Only the number is wanted: count the lines that include the word "button".
— Start —
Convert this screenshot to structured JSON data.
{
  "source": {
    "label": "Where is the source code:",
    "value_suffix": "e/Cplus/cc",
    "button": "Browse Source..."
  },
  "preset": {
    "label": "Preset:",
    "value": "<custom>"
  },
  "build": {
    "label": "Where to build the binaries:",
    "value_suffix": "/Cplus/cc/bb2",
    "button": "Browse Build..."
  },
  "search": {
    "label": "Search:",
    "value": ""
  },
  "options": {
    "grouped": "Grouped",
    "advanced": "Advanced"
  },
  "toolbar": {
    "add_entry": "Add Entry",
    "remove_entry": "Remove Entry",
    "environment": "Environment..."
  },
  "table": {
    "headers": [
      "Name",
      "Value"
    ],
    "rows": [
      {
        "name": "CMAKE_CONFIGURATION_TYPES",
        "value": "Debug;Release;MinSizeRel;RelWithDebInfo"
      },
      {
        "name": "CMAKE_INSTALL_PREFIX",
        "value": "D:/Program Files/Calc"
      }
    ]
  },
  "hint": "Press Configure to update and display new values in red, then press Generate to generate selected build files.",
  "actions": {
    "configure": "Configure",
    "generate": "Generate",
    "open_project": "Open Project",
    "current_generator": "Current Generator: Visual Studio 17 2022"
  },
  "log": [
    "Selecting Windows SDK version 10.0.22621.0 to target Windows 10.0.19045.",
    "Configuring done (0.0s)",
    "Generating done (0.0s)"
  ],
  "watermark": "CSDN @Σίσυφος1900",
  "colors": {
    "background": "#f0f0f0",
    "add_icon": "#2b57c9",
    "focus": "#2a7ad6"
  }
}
— End —
### Exercise answer
2